**Set task:** Reproduce each line bearing the word "naar".
*** Listed records ***
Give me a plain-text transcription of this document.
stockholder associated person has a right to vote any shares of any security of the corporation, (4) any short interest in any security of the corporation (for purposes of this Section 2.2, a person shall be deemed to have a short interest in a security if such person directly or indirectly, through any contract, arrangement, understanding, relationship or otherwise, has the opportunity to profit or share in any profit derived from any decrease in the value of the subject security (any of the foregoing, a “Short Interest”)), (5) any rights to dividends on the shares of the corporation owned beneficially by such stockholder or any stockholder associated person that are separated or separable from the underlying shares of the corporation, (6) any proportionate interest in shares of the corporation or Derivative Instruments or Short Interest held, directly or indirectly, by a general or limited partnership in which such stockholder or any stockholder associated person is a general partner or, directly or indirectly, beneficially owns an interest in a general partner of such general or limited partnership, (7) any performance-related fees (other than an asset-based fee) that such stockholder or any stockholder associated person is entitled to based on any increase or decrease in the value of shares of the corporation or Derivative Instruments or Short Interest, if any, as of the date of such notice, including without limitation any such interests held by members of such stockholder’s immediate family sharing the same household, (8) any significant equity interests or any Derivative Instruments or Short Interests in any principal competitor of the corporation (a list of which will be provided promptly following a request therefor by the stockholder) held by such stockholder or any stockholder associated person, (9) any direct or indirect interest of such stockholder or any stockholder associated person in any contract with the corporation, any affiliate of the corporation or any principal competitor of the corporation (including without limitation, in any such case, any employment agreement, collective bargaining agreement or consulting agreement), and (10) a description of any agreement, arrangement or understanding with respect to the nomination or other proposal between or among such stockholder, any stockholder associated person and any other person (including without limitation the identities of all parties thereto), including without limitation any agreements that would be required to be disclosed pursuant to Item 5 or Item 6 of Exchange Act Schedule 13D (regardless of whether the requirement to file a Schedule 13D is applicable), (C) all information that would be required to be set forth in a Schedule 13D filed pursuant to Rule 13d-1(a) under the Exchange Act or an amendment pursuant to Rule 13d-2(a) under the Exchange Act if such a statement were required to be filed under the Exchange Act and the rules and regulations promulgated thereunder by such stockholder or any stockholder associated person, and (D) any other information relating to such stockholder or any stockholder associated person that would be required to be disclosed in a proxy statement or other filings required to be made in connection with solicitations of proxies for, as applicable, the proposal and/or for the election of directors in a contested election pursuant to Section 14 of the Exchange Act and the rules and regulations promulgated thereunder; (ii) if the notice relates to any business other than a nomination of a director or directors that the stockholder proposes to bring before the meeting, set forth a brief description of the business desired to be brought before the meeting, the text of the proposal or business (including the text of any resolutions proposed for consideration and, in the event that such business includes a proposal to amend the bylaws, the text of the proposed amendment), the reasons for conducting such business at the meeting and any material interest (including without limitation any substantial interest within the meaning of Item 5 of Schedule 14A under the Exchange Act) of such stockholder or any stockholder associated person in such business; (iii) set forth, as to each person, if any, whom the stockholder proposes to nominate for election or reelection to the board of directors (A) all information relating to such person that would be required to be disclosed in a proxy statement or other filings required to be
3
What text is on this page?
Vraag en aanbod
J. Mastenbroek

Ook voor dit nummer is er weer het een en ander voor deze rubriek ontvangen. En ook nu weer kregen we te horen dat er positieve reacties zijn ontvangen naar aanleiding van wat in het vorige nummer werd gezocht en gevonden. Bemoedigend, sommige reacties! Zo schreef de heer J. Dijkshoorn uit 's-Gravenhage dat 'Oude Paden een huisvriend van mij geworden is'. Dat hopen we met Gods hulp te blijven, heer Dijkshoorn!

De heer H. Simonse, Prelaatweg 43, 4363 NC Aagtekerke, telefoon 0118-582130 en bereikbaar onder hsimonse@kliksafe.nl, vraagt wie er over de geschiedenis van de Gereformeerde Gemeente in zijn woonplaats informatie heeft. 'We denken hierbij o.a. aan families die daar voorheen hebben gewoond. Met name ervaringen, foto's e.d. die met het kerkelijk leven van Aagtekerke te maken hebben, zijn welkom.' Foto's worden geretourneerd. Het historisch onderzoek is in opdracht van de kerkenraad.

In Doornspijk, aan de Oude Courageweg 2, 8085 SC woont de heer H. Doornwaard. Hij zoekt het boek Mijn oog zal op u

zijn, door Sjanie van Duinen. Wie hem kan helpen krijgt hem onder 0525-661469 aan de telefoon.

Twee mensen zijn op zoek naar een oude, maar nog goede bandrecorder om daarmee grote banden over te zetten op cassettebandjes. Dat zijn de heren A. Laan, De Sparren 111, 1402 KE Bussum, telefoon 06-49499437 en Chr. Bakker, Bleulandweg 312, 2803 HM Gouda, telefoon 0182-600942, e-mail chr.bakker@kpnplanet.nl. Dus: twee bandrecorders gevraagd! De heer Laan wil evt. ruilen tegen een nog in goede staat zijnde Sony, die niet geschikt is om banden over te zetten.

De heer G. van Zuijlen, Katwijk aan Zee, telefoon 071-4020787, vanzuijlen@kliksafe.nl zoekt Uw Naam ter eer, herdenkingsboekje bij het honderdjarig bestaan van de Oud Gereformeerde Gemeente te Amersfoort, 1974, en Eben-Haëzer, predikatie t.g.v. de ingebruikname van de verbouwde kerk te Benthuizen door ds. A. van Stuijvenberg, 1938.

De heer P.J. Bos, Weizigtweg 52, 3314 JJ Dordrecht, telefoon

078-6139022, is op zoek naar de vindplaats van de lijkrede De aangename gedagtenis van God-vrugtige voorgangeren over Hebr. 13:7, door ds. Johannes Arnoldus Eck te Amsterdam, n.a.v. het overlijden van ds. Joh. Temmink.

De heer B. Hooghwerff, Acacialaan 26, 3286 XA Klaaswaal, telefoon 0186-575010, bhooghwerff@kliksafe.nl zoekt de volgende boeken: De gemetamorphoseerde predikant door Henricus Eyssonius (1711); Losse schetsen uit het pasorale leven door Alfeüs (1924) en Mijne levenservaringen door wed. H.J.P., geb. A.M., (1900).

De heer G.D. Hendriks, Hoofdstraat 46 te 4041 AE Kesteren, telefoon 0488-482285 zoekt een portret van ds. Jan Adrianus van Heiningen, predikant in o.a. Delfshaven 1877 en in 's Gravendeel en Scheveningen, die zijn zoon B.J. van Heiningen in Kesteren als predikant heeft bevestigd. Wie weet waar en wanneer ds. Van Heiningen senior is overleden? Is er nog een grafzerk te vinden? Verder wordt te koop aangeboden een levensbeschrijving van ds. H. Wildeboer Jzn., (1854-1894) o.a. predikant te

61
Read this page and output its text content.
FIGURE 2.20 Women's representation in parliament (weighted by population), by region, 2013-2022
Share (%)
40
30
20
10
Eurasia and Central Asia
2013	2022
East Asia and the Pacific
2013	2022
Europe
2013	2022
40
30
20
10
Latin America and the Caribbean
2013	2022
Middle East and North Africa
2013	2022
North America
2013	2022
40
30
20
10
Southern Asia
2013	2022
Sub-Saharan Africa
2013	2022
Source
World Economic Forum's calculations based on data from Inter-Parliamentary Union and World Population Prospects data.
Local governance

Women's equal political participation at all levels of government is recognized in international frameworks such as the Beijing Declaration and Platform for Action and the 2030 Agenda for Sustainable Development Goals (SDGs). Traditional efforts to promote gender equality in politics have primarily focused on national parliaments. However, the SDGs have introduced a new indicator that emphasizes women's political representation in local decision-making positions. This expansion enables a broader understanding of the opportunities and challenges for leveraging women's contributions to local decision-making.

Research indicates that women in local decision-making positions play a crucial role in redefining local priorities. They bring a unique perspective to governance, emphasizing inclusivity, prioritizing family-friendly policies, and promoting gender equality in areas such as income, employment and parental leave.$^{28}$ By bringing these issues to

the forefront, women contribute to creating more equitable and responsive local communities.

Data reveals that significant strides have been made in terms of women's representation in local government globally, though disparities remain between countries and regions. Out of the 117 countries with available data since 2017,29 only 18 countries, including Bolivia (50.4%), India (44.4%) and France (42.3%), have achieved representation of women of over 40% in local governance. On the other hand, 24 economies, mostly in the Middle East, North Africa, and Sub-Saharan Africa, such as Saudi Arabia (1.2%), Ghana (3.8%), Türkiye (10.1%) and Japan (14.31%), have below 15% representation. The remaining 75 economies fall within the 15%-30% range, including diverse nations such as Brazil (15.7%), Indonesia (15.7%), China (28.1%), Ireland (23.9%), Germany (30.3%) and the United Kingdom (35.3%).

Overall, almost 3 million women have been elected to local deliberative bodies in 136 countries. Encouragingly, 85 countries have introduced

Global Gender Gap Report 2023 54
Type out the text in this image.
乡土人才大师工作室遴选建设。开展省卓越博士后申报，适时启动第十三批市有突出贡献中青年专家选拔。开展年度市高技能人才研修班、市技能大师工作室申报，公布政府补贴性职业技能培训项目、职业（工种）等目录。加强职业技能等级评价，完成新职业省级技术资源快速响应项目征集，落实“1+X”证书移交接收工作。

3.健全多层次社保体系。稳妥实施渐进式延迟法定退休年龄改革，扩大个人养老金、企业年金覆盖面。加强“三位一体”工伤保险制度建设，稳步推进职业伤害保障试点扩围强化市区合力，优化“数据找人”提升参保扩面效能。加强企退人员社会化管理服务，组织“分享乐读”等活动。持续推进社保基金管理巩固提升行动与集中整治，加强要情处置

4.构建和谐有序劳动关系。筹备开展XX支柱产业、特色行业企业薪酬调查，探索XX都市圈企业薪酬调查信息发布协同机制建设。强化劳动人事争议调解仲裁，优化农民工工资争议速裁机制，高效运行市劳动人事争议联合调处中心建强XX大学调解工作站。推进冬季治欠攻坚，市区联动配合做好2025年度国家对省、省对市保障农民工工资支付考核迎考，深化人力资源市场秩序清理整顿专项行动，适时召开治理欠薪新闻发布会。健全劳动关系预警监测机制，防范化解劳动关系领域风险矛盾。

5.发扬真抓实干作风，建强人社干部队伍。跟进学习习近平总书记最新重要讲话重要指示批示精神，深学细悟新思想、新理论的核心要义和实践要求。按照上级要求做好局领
***
**Response to the task:**
Ook voor dit nummer is er weer het een en ander voor deze rubriek ontvangen. En ook nu weer kregen we te horen dat er positieve reacties zijn ontvangen naar aanleiding van wat in het vorige nummer werd gezocht en gevonden. Bemoedigend, sommige reacties! Zo schreef de heer J. Dijkshoorn uit 's-Gravenhage dat 'Oude Paden een huisvriend van mij geworden is'. Dat hopen we met Gods hulp te blijven, heer Dijkshoorn!
Twee mensen zijn op zoek naar een oude, maar nog goede bandrecorder om daarmee grote banden over te zetten op cassettebandjes. Dat zijn de heren A. Laan, De Sparren 111, 1402 KE Bussum, telefoon 06-49499437 en Chr. Bakker, Bleulandweg 312, 2803 HM Gouda, telefoon 0182-600942, e-mail chr.bakker@kpnplanet.nl. Dus: twee bandrecorders gevraagd! De heer Laan wil evt. ruilen tegen een nog in goede staat zijnde Sony, die niet geschikt is om banden over te zetten.
078-6139022, is op zoek naar de vindplaats van de lijkrede De aangename gedagtenis van God-vrugtige voorgangeren over Hebr. 13:7, door ds. Johannes Arnoldus Eck te Amsterdam, n.a.v. het overlijden van ds. Joh. Temmink.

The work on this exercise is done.